== Supplied data ==
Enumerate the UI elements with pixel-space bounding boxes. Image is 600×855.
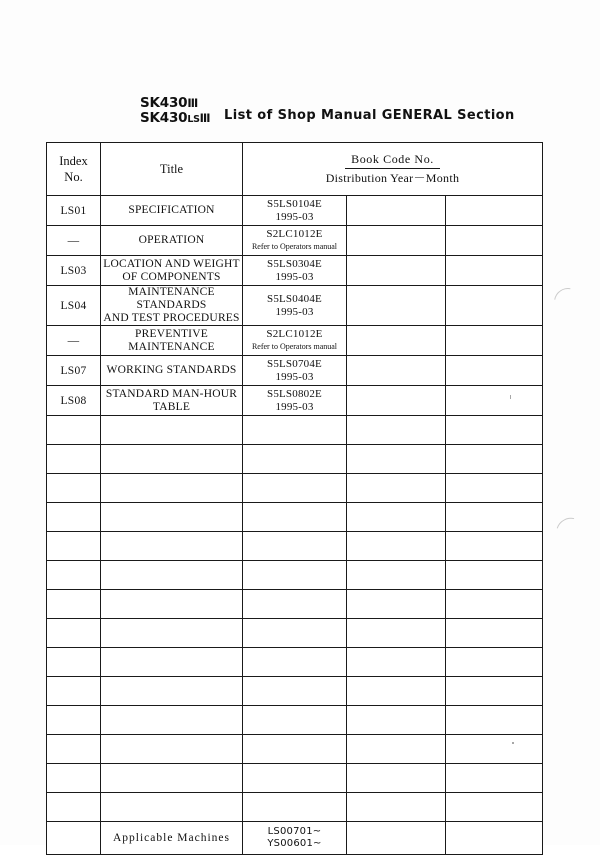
cell-book-code [243, 503, 347, 532]
cell-title [101, 735, 243, 764]
model-line-standard [140, 96, 210, 111]
cell-distribution-2 [446, 590, 543, 619]
cell-title-line1: OPERATION [138, 234, 205, 246]
cell-distribution-2 [446, 474, 543, 503]
cell-index-no [47, 416, 101, 445]
cell-distribution-1 [347, 356, 446, 386]
table-row [47, 226, 543, 256]
cell-distribution-2 [446, 386, 543, 416]
cell-title [101, 706, 243, 735]
cell-index-no: — [47, 226, 101, 256]
cell-distribution-1 [347, 416, 446, 445]
cell-index-no [47, 532, 101, 561]
page-heading [140, 96, 515, 127]
cell-index-no: LS01 [47, 196, 101, 226]
cell-distribution-1 [347, 822, 446, 855]
book-code-date: 1995-03 [275, 270, 314, 283]
cell-index-no [47, 648, 101, 677]
cell-index-no [47, 561, 101, 590]
page-title: List of Shop Manual GENERAL Section [224, 108, 515, 123]
cell-distribution-2 [446, 503, 543, 532]
cell-index-no [47, 474, 101, 503]
model-numeral-1: Ⅲ [187, 96, 198, 110]
table-row-empty [47, 416, 543, 445]
cell-distribution-2 [446, 648, 543, 677]
cell-title [101, 793, 243, 822]
table-row-empty [47, 677, 543, 706]
cell-book-code [243, 793, 347, 822]
cell-index-no [47, 619, 101, 648]
cell-title [101, 326, 243, 356]
cell-index-no [47, 503, 101, 532]
cell-book-code [243, 764, 347, 793]
cell-book-code [243, 326, 347, 356]
cell-book-code [243, 356, 347, 386]
table-row-empty [47, 619, 543, 648]
cell-distribution-2 [446, 445, 543, 474]
cell-title [101, 196, 243, 226]
table-row-empty [47, 503, 543, 532]
serial-range-line1: LS00701~ [267, 826, 322, 837]
cell-index-no: LS04 [47, 286, 101, 326]
cell-title [101, 619, 243, 648]
manual-list-table-wrapper [46, 142, 542, 855]
cell-applicable-machines-label: Applicable Machines [101, 822, 243, 855]
cell-book-code [243, 561, 347, 590]
model-base-1: SK430 [140, 95, 188, 111]
cell-index-no: — [47, 326, 101, 356]
cell-title-line2: MAINTENANCE [128, 340, 215, 353]
table-row [47, 286, 543, 326]
cell-book-code [243, 648, 347, 677]
cell-distribution-2 [446, 677, 543, 706]
cell-distribution-2 [446, 226, 543, 256]
table-row-empty [47, 648, 543, 677]
cell-distribution-2 [446, 326, 543, 356]
cell-index-no [47, 793, 101, 822]
cell-title [101, 474, 243, 503]
cell-distribution-1 [347, 445, 446, 474]
cell-title-line1: STANDARD MAN-HOUR [105, 387, 238, 400]
cell-distribution-1 [347, 286, 446, 326]
table-header-row [47, 143, 543, 196]
cell-book-code [243, 445, 347, 474]
cell-distribution-1 [347, 532, 446, 561]
table-row-empty [47, 590, 543, 619]
cell-distribution-1 [347, 326, 446, 356]
cell-title [101, 764, 243, 793]
book-code-value: S5LS0304E [267, 258, 322, 270]
book-code-value: S2LC1012E [266, 228, 323, 240]
cell-distribution-2 [446, 822, 543, 855]
cell-distribution-1 [347, 474, 446, 503]
cell-index-no [47, 445, 101, 474]
cell-title [101, 356, 243, 386]
cell-title-line1: MAINTENANCE STANDARDS [128, 286, 215, 311]
book-code-value: S5LS0404E [267, 293, 322, 305]
cell-title-line2: TABLE [152, 400, 191, 413]
cell-distribution-1 [347, 793, 446, 822]
cell-distribution-2 [446, 706, 543, 735]
cell-book-code [243, 532, 347, 561]
table-row-empty [47, 445, 543, 474]
model-numeral-2: Ⅲ [199, 110, 211, 125]
cell-distribution-2 [446, 416, 543, 445]
cell-distribution-2 [446, 793, 543, 822]
cell-distribution-1 [347, 196, 446, 226]
cell-title [101, 677, 243, 706]
model-designation [140, 96, 210, 127]
cell-title-line1: WORKING STANDARDS [106, 364, 237, 376]
cell-title [101, 416, 243, 445]
cell-book-code [243, 706, 347, 735]
header-title: Title [101, 143, 243, 196]
book-code-date: 1995-03 [275, 305, 314, 318]
cell-distribution-2 [446, 764, 543, 793]
book-code-value: S5LS0704E [267, 358, 322, 370]
book-code-value: S5LS0802E [267, 388, 322, 400]
cell-applicable-serial-range [243, 822, 347, 855]
cell-title [101, 286, 243, 326]
model-base-2: SK430 [140, 109, 188, 126]
cell-title [101, 503, 243, 532]
book-code-value: S5LS0104E [267, 198, 322, 210]
cell-distribution-1 [347, 256, 446, 286]
cell-book-code [243, 386, 347, 416]
header-book-code-label: Book Code No. [345, 152, 440, 169]
header-distribution-label: Distribution Year－Month [325, 171, 460, 185]
cell-index-no [47, 677, 101, 706]
applicable-machines-row [47, 822, 543, 855]
cell-index-no: LS08 [47, 386, 101, 416]
cell-distribution-1 [347, 503, 446, 532]
cell-distribution-1 [347, 590, 446, 619]
table-row-empty [47, 474, 543, 503]
table-row-empty [47, 561, 543, 590]
header-index-line1: Index [59, 154, 88, 168]
cell-book-code [243, 474, 347, 503]
cell-title [101, 445, 243, 474]
cell-title-line1: LOCATION AND WEIGHT [103, 257, 240, 270]
cell-index-no: LS03 [47, 256, 101, 286]
cell-title-line1: SPECIFICATION [128, 204, 215, 216]
book-code-reference-note: Refer to Operators manual [251, 341, 338, 351]
cell-index-no: LS07 [47, 356, 101, 386]
cell-index-no [47, 735, 101, 764]
table-row-empty [47, 764, 543, 793]
cell-index-no [47, 590, 101, 619]
header-index-no [47, 143, 101, 196]
cell-distribution-2 [446, 286, 543, 326]
cell-book-code [243, 590, 347, 619]
header-book-code [243, 143, 543, 196]
model-suffix-ls: LS [187, 113, 200, 125]
cell-title [101, 226, 243, 256]
cell-index-no [47, 706, 101, 735]
cell-book-code [243, 286, 347, 326]
cell-index-no [47, 764, 101, 793]
table-row-empty [47, 706, 543, 735]
cell-book-code [243, 677, 347, 706]
book-code-date: 1995-03 [275, 400, 314, 413]
table-row-empty [47, 735, 543, 764]
book-code-reference-note: Refer to Operators manual [251, 241, 338, 251]
cell-book-code [243, 735, 347, 764]
cell-distribution-1 [347, 706, 446, 735]
cell-distribution-2 [446, 256, 543, 286]
cell-title [101, 532, 243, 561]
table-row [47, 326, 543, 356]
cell-book-code [243, 256, 347, 286]
cell-book-code [243, 416, 347, 445]
manual-list-table [46, 142, 543, 855]
cell-distribution-1 [347, 561, 446, 590]
book-code-date: 1995-03 [275, 210, 314, 223]
header-index-line2: No. [64, 170, 83, 184]
book-code-value: S2LC1012E [266, 328, 323, 340]
cell-index-no [47, 822, 101, 855]
table-row-empty [47, 532, 543, 561]
cell-distribution-2 [446, 619, 543, 648]
table-row [47, 256, 543, 286]
table-row-empty [47, 793, 543, 822]
scan-artifact-curve-lower [551, 513, 588, 550]
cell-distribution-2 [446, 196, 543, 226]
cell-distribution-2 [446, 356, 543, 386]
cell-distribution-1 [347, 648, 446, 677]
cell-distribution-1 [347, 677, 446, 706]
book-code-date: 1995-03 [275, 370, 314, 383]
table-row [47, 356, 543, 386]
cell-distribution-2 [446, 532, 543, 561]
cell-title-line2: AND TEST PROCEDURES [103, 312, 240, 324]
scan-artifact-curve-upper [549, 283, 588, 322]
cell-distribution-1 [347, 386, 446, 416]
cell-title [101, 561, 243, 590]
cell-distribution-1 [347, 764, 446, 793]
cell-title-line2: OF COMPONENTS [122, 270, 221, 283]
cell-title [101, 386, 243, 416]
cell-title [101, 648, 243, 677]
cell-distribution-2 [446, 735, 543, 764]
cell-book-code [243, 226, 347, 256]
table-row [47, 386, 543, 416]
cell-distribution-1 [347, 619, 446, 648]
table-row [47, 196, 543, 226]
cell-book-code [243, 619, 347, 648]
cell-title-line1: PREVENTIVE [135, 327, 208, 340]
cell-distribution-1 [347, 735, 446, 764]
serial-range-line2: YS00601~ [267, 838, 322, 849]
cell-title [101, 590, 243, 619]
model-line-ls [140, 111, 210, 128]
cell-title [101, 256, 243, 286]
cell-book-code [243, 196, 347, 226]
cell-distribution-1 [347, 226, 446, 256]
cell-distribution-2 [446, 561, 543, 590]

== What is expected ==
Recast the lines of the material as a JSON list of strings, one string per line, starting at the line containing "cell-book-code [243, 503, 347, 532]" and ending at the line containing "model-numeral-1: Ⅲ [187, 96, 198, 110]", with both of those lines included and blank lines left out.

== Full output ==
[
  "cell-book-code [243, 503, 347, 532]",
  "cell-title [101, 735, 243, 764]",
  "model-line-standard [140, 96, 210, 111]",
  "cell-distribution-2 [446, 590, 543, 619]",
  "cell-title-line1: OPERATION [138, 234, 205, 246]",
  "cell-distribution-2 [446, 474, 543, 503]",
  "cell-index-no [47, 416, 101, 445]",
  "cell-distribution-1 [347, 356, 446, 386]",
  "table-row [47, 226, 543, 256]",
  "cell-distribution-2 [446, 386, 543, 416]",
  "cell-title [101, 706, 243, 735]",
  "cell-index-no: — [47, 226, 101, 256]",
  "cell-distribution-1 [347, 416, 446, 445]",
  "cell-index-no [47, 532, 101, 561]",
  "page-heading [140, 96, 515, 127]",
  "cell-index-no: LS01 [47, 196, 101, 226]",
  "cell-distribution-1 [347, 822, 446, 855]",
  "book-code-date: 1995-03 [275, 270, 314, 283]",
  "cell-index-no [47, 648, 101, 677]",
  "cell-index-no [47, 561, 101, 590]",
  "page-title: List of Shop Manual GENERAL Section [224, 108, 515, 123]",
  "cell-distribution-2 [446, 503, 543, 532]",
  "cell-index-no [47, 474, 101, 503]",
  "model-numeral-1: Ⅲ [187, 96, 198, 110]"
]